## START

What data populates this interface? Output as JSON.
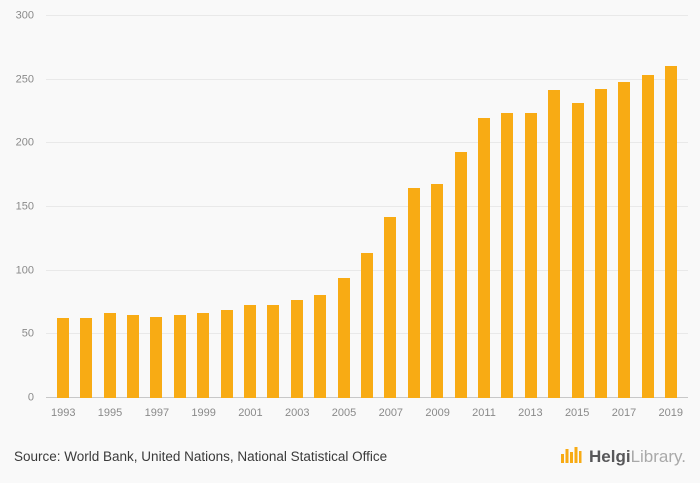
{
  "chart_data": {
    "type": "bar",
    "title": "",
    "xlabel": "",
    "ylabel": "",
    "x": [
      1993,
      1994,
      1995,
      1996,
      1997,
      1998,
      1999,
      2000,
      2001,
      2002,
      2003,
      2004,
      2005,
      2006,
      2007,
      2008,
      2009,
      2010,
      2011,
      2012,
      2013,
      2014,
      2015,
      2016,
      2017,
      2018,
      2019
    ],
    "values": [
      63,
      63,
      67,
      65,
      64,
      65,
      67,
      69,
      73,
      73,
      77,
      81,
      94,
      114,
      142,
      165,
      168,
      193,
      220,
      224,
      224,
      242,
      232,
      243,
      248,
      254,
      261
    ],
    "xtick_labels": [
      "1993",
      "1995",
      "1997",
      "1999",
      "2001",
      "2003",
      "2005",
      "2007",
      "2009",
      "2011",
      "2013",
      "2015",
      "2017",
      "2019"
    ],
    "yticks": [
      0,
      50,
      100,
      150,
      200,
      250,
      300
    ],
    "ylim": [
      0,
      300
    ],
    "grid": true,
    "legend": "none",
    "bar_color": "#F8AB14",
    "background_color": "#f9f9f9"
  },
  "footer": {
    "source": "Source: World Bank, United Nations, National Statistical Office",
    "logo": {
      "brand_bold": "Helgi",
      "brand_light": "Library."
    }
  }
}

## END

→ Work instructions:
Please transcribe the material above exactly as written. Leave the pictures out.

→ Exercise answer:
What data populates this interface? Output as JSON.
{
  "chart_data": {
    "type": "bar",
    "title": "",
    "xlabel": "",
    "ylabel": "",
    "x": [
      1993,
      1994,
      1995,
      1996,
      1997,
      1998,
      1999,
      2000,
      2001,
      2002,
      2003,
      2004,
      2005,
      2006,
      2007,
      2008,
      2009,
      2010,
      2011,
      2012,
      2013,
      2014,
      2015,
      2016,
      2017,
      2018,
      2019
    ],
    "values": [
      63,
      63,
      67,
      65,
      64,
      65,
      67,
      69,
      73,
      73,
      77,
      81,
      94,
      114,
      142,
      165,
      168,
      193,
      220,
      224,
      224,
      242,
      232,
      243,
      248,
      254,
      261
    ],
    "xtick_labels": [
      "1993",
      "1995",
      "1997",
      "1999",
      "2001",
      "2003",
      "2005",
      "2007",
      "2009",
      "2011",
      "2013",
      "2015",
      "2017",
      "2019"
    ],
    "yticks": [
      0,
      50,
      100,
      150,
      200,
      250,
      300
    ],
    "ylim": [
      0,
      300
    ],
    "grid": true,
    "legend": "none",
    "bar_color": "#F8AB14",
    "background_color": "#f9f9f9"
  },
  "footer": {
    "source": "Source: World Bank, United Nations, National Statistical Office",
    "logo": {
      "brand_bold": "Helgi",
      "brand_light": "Library."
    }
  }
}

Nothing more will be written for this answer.